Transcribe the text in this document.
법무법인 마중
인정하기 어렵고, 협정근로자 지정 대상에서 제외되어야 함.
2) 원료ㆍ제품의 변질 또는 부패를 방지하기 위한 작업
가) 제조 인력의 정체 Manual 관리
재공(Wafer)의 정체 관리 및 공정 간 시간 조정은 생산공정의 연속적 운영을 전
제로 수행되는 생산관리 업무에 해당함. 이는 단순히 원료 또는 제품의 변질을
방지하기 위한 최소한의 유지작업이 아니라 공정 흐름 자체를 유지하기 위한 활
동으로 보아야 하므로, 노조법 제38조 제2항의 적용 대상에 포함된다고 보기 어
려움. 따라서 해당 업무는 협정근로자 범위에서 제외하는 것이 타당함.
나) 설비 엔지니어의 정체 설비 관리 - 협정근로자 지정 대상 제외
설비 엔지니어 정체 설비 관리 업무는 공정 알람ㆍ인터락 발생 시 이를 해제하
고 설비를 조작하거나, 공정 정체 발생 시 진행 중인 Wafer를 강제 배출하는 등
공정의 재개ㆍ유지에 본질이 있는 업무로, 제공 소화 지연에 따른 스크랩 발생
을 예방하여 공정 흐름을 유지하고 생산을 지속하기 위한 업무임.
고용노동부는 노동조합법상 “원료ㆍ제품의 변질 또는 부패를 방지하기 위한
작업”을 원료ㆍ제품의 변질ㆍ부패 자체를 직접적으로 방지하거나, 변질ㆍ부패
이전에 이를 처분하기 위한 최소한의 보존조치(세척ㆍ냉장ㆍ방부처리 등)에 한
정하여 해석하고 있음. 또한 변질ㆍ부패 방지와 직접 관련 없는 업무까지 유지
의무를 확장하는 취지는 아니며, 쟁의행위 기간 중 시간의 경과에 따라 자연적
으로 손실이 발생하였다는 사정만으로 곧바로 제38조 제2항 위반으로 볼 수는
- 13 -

==

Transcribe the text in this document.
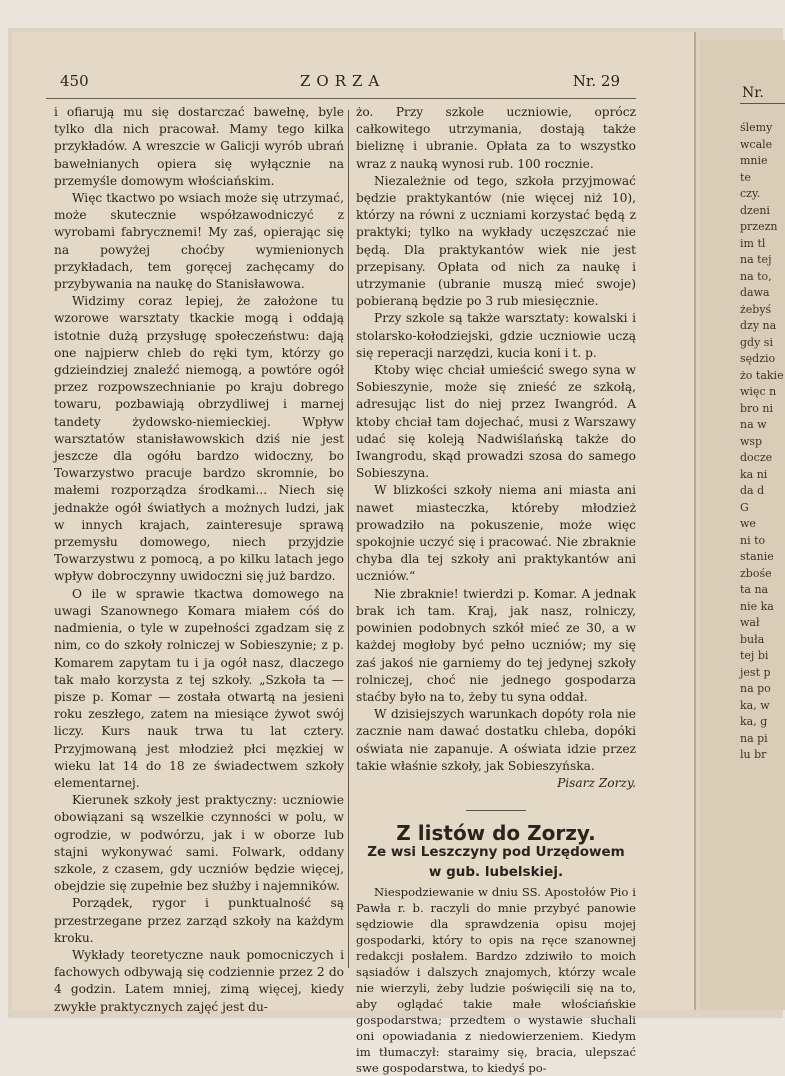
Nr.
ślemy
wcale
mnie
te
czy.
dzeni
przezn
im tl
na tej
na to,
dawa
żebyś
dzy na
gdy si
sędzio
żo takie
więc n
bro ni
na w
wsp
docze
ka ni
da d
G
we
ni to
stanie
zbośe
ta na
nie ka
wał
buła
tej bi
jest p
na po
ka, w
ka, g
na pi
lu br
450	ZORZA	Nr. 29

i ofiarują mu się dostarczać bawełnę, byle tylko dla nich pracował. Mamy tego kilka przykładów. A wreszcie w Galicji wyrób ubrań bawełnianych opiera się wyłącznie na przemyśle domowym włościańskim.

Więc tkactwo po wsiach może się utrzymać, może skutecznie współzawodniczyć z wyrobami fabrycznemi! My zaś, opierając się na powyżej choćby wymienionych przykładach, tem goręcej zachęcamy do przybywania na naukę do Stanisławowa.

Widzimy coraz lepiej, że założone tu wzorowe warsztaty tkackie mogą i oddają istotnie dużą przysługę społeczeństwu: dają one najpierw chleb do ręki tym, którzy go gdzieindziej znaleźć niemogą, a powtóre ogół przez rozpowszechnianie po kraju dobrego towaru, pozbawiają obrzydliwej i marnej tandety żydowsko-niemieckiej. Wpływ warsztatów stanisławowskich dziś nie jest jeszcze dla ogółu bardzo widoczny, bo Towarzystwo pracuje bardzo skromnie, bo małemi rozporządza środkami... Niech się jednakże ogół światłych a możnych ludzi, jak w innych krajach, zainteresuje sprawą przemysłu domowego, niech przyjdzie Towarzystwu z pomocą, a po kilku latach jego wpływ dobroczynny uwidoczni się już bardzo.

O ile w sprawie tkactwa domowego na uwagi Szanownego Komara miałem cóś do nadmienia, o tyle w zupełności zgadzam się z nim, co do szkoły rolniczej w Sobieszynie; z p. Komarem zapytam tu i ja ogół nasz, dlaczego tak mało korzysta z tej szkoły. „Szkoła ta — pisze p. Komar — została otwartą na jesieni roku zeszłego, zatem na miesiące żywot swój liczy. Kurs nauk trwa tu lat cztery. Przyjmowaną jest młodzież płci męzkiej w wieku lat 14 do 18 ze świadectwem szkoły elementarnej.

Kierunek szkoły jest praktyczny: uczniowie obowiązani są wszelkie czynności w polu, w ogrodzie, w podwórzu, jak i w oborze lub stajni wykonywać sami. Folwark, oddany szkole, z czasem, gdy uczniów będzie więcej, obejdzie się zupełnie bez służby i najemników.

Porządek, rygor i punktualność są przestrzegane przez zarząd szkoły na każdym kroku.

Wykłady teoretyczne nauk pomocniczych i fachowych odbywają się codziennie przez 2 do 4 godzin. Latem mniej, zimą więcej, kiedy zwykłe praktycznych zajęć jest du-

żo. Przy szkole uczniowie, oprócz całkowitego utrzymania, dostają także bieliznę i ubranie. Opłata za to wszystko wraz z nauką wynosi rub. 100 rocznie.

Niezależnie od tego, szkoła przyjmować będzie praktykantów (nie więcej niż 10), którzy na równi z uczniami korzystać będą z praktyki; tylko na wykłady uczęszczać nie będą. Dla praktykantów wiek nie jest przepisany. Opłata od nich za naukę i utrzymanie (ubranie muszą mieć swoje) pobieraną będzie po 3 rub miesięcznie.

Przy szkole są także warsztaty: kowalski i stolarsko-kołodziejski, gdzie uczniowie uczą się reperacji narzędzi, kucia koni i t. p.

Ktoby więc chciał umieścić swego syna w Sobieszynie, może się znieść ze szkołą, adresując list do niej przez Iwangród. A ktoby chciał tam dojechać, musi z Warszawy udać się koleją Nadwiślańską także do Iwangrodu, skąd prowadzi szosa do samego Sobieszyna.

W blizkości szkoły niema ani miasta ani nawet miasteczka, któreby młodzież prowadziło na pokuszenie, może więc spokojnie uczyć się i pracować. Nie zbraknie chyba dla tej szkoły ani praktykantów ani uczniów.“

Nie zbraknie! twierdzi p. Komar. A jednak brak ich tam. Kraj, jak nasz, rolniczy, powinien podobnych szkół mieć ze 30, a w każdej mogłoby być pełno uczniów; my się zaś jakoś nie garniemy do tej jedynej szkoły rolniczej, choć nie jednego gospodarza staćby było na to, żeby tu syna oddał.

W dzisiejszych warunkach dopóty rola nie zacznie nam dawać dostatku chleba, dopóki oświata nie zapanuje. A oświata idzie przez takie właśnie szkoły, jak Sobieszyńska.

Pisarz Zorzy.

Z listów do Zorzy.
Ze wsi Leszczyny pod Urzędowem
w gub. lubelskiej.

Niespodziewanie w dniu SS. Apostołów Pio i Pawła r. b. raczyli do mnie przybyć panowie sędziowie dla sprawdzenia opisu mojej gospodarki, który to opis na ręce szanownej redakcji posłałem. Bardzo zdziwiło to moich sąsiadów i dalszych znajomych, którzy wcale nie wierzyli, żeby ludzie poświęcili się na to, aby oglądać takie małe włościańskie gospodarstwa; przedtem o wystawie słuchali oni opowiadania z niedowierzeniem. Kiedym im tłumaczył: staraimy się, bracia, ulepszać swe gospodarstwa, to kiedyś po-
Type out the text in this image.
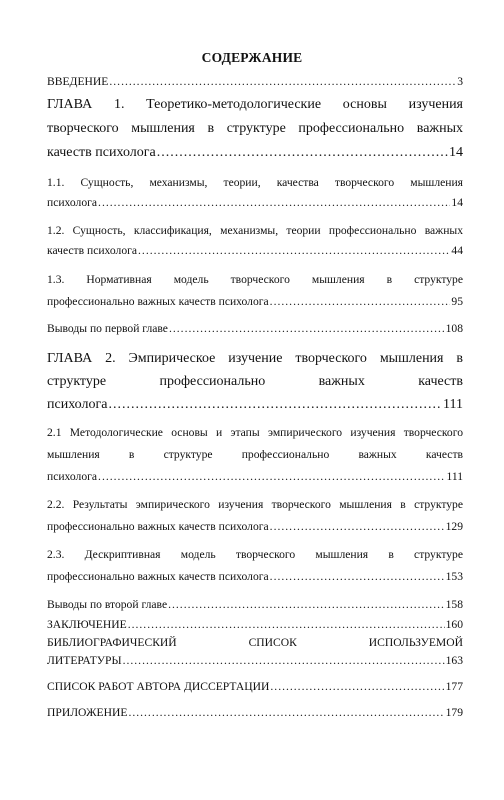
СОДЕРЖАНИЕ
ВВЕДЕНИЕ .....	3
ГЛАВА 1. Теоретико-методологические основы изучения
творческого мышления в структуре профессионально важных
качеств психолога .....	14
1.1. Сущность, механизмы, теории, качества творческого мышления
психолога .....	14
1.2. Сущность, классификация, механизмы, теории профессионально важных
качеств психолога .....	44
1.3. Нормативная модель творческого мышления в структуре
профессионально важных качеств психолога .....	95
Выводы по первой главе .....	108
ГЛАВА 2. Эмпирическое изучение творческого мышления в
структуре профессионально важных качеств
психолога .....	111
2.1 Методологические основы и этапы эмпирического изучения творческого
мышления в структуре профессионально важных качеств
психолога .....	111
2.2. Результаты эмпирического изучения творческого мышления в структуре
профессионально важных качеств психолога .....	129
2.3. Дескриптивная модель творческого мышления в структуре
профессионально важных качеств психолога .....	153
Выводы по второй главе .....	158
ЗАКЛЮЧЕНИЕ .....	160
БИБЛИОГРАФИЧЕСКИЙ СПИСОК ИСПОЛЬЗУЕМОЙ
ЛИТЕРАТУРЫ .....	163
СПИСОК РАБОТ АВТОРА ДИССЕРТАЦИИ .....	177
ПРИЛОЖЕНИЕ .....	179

---

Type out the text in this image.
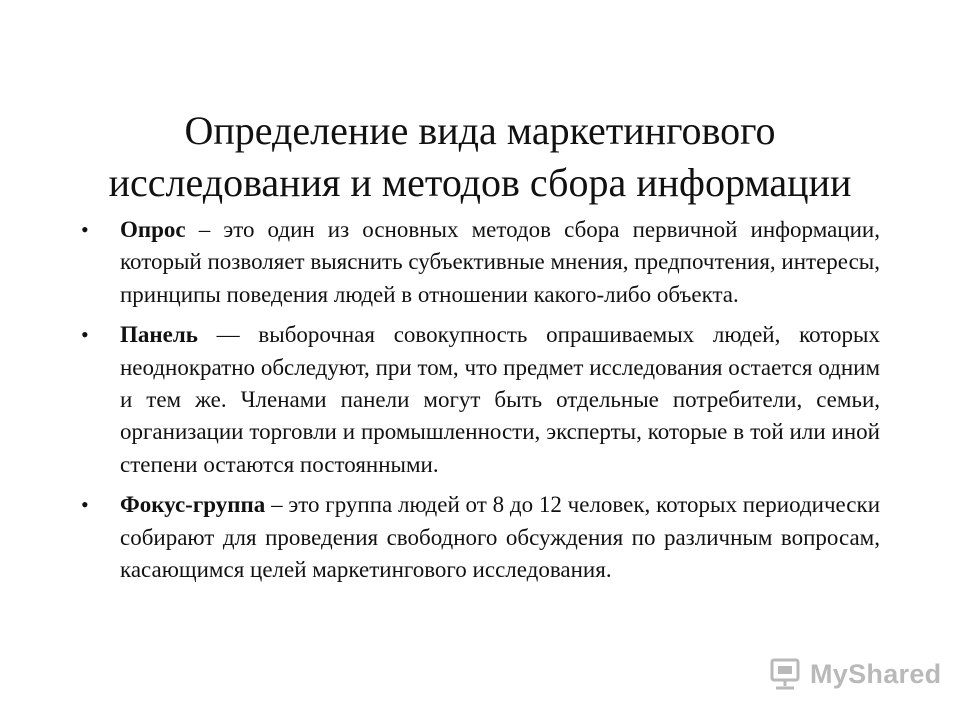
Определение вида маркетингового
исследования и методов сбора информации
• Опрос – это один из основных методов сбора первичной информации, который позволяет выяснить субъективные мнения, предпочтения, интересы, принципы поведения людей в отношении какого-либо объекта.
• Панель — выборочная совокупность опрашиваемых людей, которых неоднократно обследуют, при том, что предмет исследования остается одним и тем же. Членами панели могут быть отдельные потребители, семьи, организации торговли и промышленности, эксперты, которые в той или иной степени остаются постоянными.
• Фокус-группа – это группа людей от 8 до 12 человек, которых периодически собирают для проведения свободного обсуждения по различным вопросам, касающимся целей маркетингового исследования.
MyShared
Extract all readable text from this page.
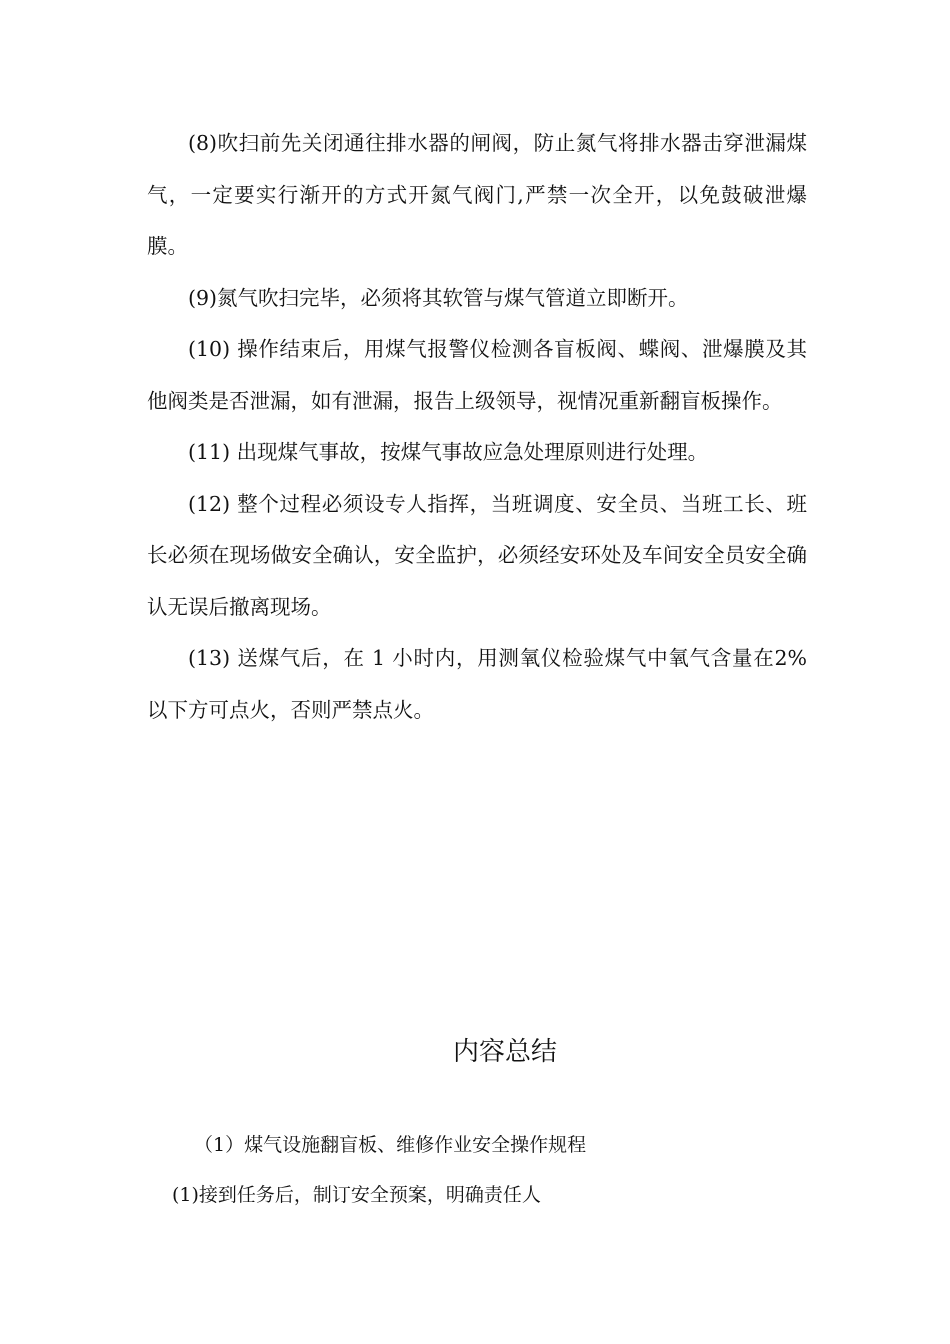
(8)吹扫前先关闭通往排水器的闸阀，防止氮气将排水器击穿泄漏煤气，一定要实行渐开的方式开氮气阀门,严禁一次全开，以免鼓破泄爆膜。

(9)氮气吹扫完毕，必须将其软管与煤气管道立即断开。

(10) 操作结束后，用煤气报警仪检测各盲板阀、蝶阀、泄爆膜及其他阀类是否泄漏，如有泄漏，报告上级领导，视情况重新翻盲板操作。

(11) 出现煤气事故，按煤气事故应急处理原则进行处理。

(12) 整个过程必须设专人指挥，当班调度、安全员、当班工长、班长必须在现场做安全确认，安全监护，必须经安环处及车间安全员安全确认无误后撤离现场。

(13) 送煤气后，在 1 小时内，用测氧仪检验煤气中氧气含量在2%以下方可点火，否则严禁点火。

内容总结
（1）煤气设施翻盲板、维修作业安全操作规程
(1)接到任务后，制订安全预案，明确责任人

- [Work to complete]: Pull out all lines containing "변질ㆍ부패".

- [Written response]:
작업”을 원료ㆍ제품의 변질ㆍ부패 자체를 직접적으로 방지하거나, 변질ㆍ부패
정하여 해석하고 있음. 또한 변질ㆍ부패 방지와 직접 관련 없는 업무까지 유지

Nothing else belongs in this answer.